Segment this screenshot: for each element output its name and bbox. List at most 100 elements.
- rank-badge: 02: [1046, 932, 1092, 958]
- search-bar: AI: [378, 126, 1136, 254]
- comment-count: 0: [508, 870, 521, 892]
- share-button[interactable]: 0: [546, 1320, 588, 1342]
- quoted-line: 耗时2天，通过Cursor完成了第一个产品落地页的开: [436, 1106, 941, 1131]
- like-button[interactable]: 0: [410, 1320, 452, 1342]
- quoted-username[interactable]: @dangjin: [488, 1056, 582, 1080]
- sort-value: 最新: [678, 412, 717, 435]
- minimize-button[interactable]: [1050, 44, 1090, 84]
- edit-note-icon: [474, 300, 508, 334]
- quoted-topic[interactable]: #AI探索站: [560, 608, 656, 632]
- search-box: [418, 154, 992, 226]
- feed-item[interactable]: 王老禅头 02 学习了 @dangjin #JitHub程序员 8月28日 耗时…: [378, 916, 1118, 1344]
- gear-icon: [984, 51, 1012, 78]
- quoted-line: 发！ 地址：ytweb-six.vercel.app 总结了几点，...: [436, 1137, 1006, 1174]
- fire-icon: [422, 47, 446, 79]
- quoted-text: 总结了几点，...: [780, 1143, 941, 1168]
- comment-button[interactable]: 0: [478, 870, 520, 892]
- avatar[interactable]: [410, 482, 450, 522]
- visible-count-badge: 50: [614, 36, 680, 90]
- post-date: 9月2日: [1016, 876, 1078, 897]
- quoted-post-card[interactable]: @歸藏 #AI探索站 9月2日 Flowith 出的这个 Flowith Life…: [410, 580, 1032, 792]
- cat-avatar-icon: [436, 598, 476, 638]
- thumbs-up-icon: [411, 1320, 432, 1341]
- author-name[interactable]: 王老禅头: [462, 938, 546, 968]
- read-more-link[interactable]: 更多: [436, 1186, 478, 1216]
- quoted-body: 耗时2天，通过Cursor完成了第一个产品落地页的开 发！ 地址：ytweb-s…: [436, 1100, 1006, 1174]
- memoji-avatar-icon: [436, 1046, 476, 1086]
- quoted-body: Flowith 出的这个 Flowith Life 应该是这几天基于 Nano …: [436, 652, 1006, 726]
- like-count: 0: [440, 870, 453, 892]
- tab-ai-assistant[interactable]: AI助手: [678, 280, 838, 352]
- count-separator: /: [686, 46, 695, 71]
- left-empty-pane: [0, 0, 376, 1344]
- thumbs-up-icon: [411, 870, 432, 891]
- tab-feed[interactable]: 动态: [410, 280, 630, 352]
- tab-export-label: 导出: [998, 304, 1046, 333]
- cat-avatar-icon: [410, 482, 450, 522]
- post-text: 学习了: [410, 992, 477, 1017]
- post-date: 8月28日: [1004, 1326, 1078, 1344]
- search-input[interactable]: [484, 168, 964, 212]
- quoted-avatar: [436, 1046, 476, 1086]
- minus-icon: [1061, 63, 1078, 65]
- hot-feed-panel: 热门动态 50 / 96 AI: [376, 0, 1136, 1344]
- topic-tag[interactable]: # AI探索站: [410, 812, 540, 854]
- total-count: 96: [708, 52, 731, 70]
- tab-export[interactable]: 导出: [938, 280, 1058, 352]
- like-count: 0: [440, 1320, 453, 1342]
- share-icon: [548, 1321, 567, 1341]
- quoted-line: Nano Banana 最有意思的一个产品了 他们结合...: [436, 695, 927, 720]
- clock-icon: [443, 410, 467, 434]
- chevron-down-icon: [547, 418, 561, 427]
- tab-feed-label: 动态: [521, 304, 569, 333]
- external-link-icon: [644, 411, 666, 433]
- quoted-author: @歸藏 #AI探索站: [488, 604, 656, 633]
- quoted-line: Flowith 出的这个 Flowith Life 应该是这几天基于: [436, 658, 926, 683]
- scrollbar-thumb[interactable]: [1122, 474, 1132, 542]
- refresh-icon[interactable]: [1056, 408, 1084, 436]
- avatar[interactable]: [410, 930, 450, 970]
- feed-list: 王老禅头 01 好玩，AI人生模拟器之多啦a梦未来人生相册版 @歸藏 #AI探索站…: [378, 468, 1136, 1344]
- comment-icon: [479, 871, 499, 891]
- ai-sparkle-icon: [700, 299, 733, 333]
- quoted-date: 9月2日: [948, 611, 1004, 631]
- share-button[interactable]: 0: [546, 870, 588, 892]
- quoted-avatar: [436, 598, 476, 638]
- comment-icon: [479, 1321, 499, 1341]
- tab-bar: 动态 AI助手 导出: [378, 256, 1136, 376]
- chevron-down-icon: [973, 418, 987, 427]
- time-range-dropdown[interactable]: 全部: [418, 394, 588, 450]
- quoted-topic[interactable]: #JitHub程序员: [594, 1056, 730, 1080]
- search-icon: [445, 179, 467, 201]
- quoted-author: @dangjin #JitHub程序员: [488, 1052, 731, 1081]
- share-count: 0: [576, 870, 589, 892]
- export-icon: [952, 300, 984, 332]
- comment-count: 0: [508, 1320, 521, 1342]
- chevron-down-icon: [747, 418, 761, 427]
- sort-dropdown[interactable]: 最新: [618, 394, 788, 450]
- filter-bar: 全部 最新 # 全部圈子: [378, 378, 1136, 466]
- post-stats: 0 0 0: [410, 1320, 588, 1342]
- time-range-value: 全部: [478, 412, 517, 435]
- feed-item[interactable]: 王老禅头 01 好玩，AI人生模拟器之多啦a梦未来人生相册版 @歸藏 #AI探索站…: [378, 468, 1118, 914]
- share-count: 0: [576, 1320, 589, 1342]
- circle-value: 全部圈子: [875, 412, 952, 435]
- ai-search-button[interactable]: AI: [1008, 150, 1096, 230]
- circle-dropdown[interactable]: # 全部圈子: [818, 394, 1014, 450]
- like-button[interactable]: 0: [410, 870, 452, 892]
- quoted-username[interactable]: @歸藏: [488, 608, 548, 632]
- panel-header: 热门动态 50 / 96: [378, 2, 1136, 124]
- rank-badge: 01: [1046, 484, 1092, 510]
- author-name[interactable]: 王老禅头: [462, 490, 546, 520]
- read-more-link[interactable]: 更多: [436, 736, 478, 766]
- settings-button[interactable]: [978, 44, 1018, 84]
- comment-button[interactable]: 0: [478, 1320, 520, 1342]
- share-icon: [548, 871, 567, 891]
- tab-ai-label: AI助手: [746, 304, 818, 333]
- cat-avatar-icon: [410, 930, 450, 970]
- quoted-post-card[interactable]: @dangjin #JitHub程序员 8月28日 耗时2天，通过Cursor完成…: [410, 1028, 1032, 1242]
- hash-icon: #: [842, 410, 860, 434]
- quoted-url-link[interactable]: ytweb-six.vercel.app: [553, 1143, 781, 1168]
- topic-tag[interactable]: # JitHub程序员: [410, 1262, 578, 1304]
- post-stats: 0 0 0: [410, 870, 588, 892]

» **AIM OF THE EXERCISE**
Copy the records above line for line, with no changes.

» **WRITTEN SOLUTION**
Segment this screenshot: for each element output its name and bbox. List at most 100 elements.
- rank-badge: 02: [1046, 932, 1092, 958]
- search-bar: AI: [378, 126, 1136, 254]
- comment-count: 0: [508, 870, 521, 892]
- share-button[interactable]: 0: [546, 1320, 588, 1342]
- quoted-line: 耗时2天，通过Cursor完成了第一个产品落地页的开: [436, 1106, 941, 1131]
- like-button[interactable]: 0: [410, 1320, 452, 1342]
- quoted-username[interactable]: @dangjin: [488, 1056, 582, 1080]
- sort-value: 最新: [678, 412, 717, 435]
- minimize-button[interactable]: [1050, 44, 1090, 84]
- edit-note-icon: [474, 300, 508, 334]
- quoted-topic[interactable]: #AI探索站: [560, 608, 656, 632]
- search-box: [418, 154, 992, 226]
- feed-item[interactable]: 王老禅头 02 学习了 @dangjin #JitHub程序员 8月28日 耗时…: [378, 916, 1118, 1344]
- gear-icon: [984, 51, 1012, 78]
- quoted-line: 发！ 地址：ytweb-six.vercel.app 总结了几点，...: [436, 1137, 1006, 1174]
- fire-icon: [422, 47, 446, 79]
- quoted-text: 总结了几点，...: [780, 1143, 941, 1168]
- comment-button[interactable]: 0: [478, 870, 520, 892]
- avatar[interactable]: [410, 482, 450, 522]
- visible-count-badge: 50: [614, 36, 680, 90]
- post-date: 9月2日: [1016, 876, 1078, 897]
- quoted-post-card[interactable]: @歸藏 #AI探索站 9月2日 Flowith 出的这个 Flowith Life…: [410, 580, 1032, 792]
- cat-avatar-icon: [436, 598, 476, 638]
- thumbs-up-icon: [411, 1320, 432, 1341]
- author-name[interactable]: 王老禅头: [462, 938, 546, 968]
- read-more-link[interactable]: 更多: [436, 1186, 478, 1216]
- quoted-body: 耗时2天，通过Cursor完成了第一个产品落地页的开 发！ 地址：ytweb-s…: [436, 1100, 1006, 1174]
- memoji-avatar-icon: [436, 1046, 476, 1086]
- quoted-body: Flowith 出的这个 Flowith Life 应该是这几天基于 Nano …: [436, 652, 1006, 726]
- like-count: 0: [440, 870, 453, 892]
- tab-ai-assistant[interactable]: AI助手: [678, 280, 838, 352]
- count-separator: /: [686, 46, 695, 71]
- left-empty-pane: [0, 0, 376, 1344]
- thumbs-up-icon: [411, 870, 432, 891]
- tab-feed[interactable]: 动态: [410, 280, 630, 352]
- tab-export-label: 导出: [998, 304, 1046, 333]
- cat-avatar-icon: [410, 482, 450, 522]
- post-text: 学习了: [410, 992, 477, 1017]
- post-date: 8月28日: [1004, 1326, 1078, 1344]
- search-input[interactable]: [484, 168, 964, 212]
- quoted-avatar: [436, 1046, 476, 1086]
- minus-icon: [1061, 63, 1078, 65]
- hot-feed-panel: 热门动态 50 / 96 AI: [376, 0, 1136, 1344]
- topic-tag[interactable]: # AI探索站: [410, 812, 540, 854]
- total-count: 96: [708, 52, 731, 70]
- tab-export[interactable]: 导出: [938, 280, 1058, 352]
- like-count: 0: [440, 1320, 453, 1342]
- share-icon: [548, 1321, 567, 1341]
- quoted-line: Nano Banana 最有意思的一个产品了 他们结合...: [436, 695, 927, 720]
- clock-icon: [443, 410, 467, 434]
- chevron-down-icon: [547, 418, 561, 427]
- tab-feed-label: 动态: [521, 304, 569, 333]
- external-link-icon: [644, 411, 666, 433]
- quoted-author: @歸藏 #AI探索站: [488, 604, 656, 633]
- quoted-line: Flowith 出的这个 Flowith Life 应该是这几天基于: [436, 658, 926, 683]
- scrollbar-thumb[interactable]: [1122, 474, 1132, 542]
- refresh-icon[interactable]: [1056, 408, 1084, 436]
- avatar[interactable]: [410, 930, 450, 970]
- feed-list: 王老禅头 01 好玩，AI人生模拟器之多啦a梦未来人生相册版 @歸藏 #AI探索站…: [378, 468, 1136, 1344]
- comment-icon: [479, 871, 499, 891]
- ai-sparkle-icon: [700, 299, 733, 333]
- quoted-date: 9月2日: [948, 611, 1004, 631]
- share-button[interactable]: 0: [546, 870, 588, 892]
- quoted-avatar: [436, 598, 476, 638]
- comment-icon: [479, 1321, 499, 1341]
- tab-bar: 动态 AI助手 导出: [378, 256, 1136, 376]
- chevron-down-icon: [973, 418, 987, 427]
- time-range-dropdown[interactable]: 全部: [418, 394, 588, 450]
- quoted-topic[interactable]: #JitHub程序员: [594, 1056, 730, 1080]
- search-icon: [445, 179, 467, 201]
- quoted-author: @dangjin #JitHub程序员: [488, 1052, 731, 1081]
- share-count: 0: [576, 870, 589, 892]
- export-icon: [952, 300, 984, 332]
- comment-count: 0: [508, 1320, 521, 1342]
- chevron-down-icon: [747, 418, 761, 427]
- sort-dropdown[interactable]: 最新: [618, 394, 788, 450]
- filter-bar: 全部 最新 # 全部圈子: [378, 378, 1136, 466]
- post-stats: 0 0 0: [410, 1320, 588, 1342]
- time-range-value: 全部: [478, 412, 517, 435]
- feed-item[interactable]: 王老禅头 01 好玩，AI人生模拟器之多啦a梦未来人生相册版 @歸藏 #AI探索站…: [378, 468, 1118, 914]
- share-count: 0: [576, 1320, 589, 1342]
- circle-value: 全部圈子: [875, 412, 952, 435]
- ai-search-button[interactable]: AI: [1008, 150, 1096, 230]
- circle-dropdown[interactable]: # 全部圈子: [818, 394, 1014, 450]
- like-button[interactable]: 0: [410, 870, 452, 892]
- quoted-username[interactable]: @歸藏: [488, 608, 548, 632]
- panel-header: 热门动态 50 / 96: [378, 2, 1136, 124]
- rank-badge: 01: [1046, 484, 1092, 510]
- author-name[interactable]: 王老禅头: [462, 490, 546, 520]
- read-more-link[interactable]: 更多: [436, 736, 478, 766]
- settings-button[interactable]: [978, 44, 1018, 84]
- comment-button[interactable]: 0: [478, 1320, 520, 1342]
- share-icon: [548, 871, 567, 891]
- tab-ai-label: AI助手: [746, 304, 818, 333]
- cat-avatar-icon: [410, 930, 450, 970]
- quoted-post-card[interactable]: @dangjin #JitHub程序员 8月28日 耗时2天，通过Cursor完成…: [410, 1028, 1032, 1242]
- hash-icon: #: [842, 410, 860, 434]
- quoted-url-link[interactable]: ytweb-six.vercel.app: [553, 1143, 781, 1168]
- topic-tag[interactable]: # JitHub程序员: [410, 1262, 578, 1304]
- post-stats: 0 0 0: [410, 870, 588, 892]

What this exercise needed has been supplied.